* start ENTRIES PROVIDED *

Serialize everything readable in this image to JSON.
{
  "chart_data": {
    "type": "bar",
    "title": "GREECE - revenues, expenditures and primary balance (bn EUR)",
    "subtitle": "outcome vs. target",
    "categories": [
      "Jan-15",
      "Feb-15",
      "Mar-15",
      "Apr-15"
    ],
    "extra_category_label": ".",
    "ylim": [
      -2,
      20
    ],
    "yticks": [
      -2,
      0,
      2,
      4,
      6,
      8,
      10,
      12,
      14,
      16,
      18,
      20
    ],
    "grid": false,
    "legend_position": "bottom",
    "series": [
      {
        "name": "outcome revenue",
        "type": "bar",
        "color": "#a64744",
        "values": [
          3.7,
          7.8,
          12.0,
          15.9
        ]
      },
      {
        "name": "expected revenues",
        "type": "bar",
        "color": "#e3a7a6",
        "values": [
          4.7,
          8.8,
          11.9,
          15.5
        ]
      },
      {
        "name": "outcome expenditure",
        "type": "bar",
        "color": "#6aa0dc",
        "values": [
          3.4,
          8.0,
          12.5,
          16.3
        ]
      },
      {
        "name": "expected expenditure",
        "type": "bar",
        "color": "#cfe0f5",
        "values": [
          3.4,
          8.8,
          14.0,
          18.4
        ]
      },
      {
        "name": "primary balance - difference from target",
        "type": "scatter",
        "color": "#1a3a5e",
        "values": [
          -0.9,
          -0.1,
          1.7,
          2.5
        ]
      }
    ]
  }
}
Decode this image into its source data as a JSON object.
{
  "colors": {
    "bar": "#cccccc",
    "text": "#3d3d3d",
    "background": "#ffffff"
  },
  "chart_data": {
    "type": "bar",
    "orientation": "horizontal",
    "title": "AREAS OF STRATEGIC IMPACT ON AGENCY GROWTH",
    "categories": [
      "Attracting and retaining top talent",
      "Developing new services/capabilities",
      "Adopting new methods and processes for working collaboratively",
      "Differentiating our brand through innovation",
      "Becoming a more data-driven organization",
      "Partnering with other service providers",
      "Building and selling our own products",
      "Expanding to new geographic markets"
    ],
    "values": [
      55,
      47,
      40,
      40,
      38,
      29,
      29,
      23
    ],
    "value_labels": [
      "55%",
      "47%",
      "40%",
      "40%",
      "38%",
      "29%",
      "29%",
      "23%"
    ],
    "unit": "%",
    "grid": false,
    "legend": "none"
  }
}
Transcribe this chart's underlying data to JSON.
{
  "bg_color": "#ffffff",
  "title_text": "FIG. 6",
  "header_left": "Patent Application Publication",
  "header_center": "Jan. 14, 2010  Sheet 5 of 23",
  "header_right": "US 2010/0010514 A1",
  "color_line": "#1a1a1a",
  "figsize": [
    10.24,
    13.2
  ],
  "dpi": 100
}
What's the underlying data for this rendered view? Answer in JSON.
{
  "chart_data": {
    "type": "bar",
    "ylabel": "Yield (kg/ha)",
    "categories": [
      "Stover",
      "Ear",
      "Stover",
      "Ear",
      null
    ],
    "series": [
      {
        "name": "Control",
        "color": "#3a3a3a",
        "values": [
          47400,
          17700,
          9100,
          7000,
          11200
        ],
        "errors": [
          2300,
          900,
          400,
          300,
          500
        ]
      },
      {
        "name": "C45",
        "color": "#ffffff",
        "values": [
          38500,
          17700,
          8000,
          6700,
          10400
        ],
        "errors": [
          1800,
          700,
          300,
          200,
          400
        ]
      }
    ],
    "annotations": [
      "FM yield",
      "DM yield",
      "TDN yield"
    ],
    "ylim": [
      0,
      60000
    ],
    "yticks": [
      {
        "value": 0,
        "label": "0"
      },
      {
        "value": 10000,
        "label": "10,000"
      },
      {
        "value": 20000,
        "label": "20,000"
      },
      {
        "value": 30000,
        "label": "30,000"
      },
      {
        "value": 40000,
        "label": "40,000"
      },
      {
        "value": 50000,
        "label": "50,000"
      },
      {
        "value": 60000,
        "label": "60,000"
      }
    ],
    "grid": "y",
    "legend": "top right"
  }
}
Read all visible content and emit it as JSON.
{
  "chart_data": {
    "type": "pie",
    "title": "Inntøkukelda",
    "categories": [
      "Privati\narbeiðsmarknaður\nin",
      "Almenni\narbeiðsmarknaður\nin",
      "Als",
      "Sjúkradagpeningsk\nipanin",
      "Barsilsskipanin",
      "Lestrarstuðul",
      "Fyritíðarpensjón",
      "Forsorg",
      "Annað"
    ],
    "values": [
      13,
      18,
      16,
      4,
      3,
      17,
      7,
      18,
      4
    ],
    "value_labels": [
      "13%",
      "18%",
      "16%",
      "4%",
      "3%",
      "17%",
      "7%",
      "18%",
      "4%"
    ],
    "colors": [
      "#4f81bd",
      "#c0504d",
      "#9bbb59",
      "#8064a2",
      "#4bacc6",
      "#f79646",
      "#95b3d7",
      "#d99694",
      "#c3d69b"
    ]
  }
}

* end ENTRIES PROVIDED *

Looking at the records above, tally the lines holding "image" and reply with that number only.

2